SOURCE RECORDS

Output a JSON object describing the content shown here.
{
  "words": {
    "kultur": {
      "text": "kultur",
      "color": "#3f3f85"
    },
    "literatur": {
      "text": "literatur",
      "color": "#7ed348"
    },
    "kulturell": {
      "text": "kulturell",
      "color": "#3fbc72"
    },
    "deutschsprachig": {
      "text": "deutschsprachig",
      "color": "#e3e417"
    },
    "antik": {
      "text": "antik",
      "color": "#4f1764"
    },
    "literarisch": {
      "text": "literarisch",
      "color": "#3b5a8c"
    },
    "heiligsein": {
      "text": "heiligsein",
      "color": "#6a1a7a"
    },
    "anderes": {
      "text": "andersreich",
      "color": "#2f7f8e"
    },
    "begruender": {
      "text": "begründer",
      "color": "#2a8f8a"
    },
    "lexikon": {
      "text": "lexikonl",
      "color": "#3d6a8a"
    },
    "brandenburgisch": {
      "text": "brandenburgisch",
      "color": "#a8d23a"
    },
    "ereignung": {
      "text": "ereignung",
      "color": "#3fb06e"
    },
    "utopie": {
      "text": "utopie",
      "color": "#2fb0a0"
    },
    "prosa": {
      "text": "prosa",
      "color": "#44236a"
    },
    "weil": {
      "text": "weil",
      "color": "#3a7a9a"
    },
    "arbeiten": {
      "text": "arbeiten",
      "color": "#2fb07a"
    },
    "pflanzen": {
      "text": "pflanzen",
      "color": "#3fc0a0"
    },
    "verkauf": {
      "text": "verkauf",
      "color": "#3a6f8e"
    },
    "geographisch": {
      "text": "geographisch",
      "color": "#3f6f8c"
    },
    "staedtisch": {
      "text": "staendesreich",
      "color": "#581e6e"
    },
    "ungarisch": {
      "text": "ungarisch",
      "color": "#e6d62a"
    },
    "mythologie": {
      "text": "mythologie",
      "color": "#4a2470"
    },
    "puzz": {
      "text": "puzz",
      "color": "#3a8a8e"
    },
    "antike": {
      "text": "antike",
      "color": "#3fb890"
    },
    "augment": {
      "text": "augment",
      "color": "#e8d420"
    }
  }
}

INSTRUCTIONS FOR THE TASK
Give all the records again. Match them exactly.

EXERCISE ANSWER
Output a JSON object describing the content shown here.
{
  "words": {
    "kultur": {
      "text": "kultur",
      "color": "#3f3f85"
    },
    "literatur": {
      "text": "literatur",
      "color": "#7ed348"
    },
    "kulturell": {
      "text": "kulturell",
      "color": "#3fbc72"
    },
    "deutschsprachig": {
      "text": "deutschsprachig",
      "color": "#e3e417"
    },
    "antik": {
      "text": "antik",
      "color": "#4f1764"
    },
    "literarisch": {
      "text": "literarisch",
      "color": "#3b5a8c"
    },
    "heiligsein": {
      "text": "heiligsein",
      "color": "#6a1a7a"
    },
    "anderes": {
      "text": "andersreich",
      "color": "#2f7f8e"
    },
    "begruender": {
      "text": "begründer",
      "color": "#2a8f8a"
    },
    "lexikon": {
      "text": "lexikonl",
      "color": "#3d6a8a"
    },
    "brandenburgisch": {
      "text": "brandenburgisch",
      "color": "#a8d23a"
    },
    "ereignung": {
      "text": "ereignung",
      "color": "#3fb06e"
    },
    "utopie": {
      "text": "utopie",
      "color": "#2fb0a0"
    },
    "prosa": {
      "text": "prosa",
      "color": "#44236a"
    },
    "weil": {
      "text": "weil",
      "color": "#3a7a9a"
    },
    "arbeiten": {
      "text": "arbeiten",
      "color": "#2fb07a"
    },
    "pflanzen": {
      "text": "pflanzen",
      "color": "#3fc0a0"
    },
    "verkauf": {
      "text": "verkauf",
      "color": "#3a6f8e"
    },
    "geographisch": {
      "text": "geographisch",
      "color": "#3f6f8c"
    },
    "staedtisch": {
      "text": "staendesreich",
      "color": "#581e6e"
    },
    "ungarisch": {
      "text": "ungarisch",
      "color": "#e6d62a"
    },
    "mythologie": {
      "text": "mythologie",
      "color": "#4a2470"
    },
    "puzz": {
      "text": "puzz",
      "color": "#3a8a8e"
    },
    "antike": {
      "text": "antike",
      "color": "#3fb890"
    },
    "augment": {
      "text": "augment",
      "color": "#e8d420"
    }
  }
}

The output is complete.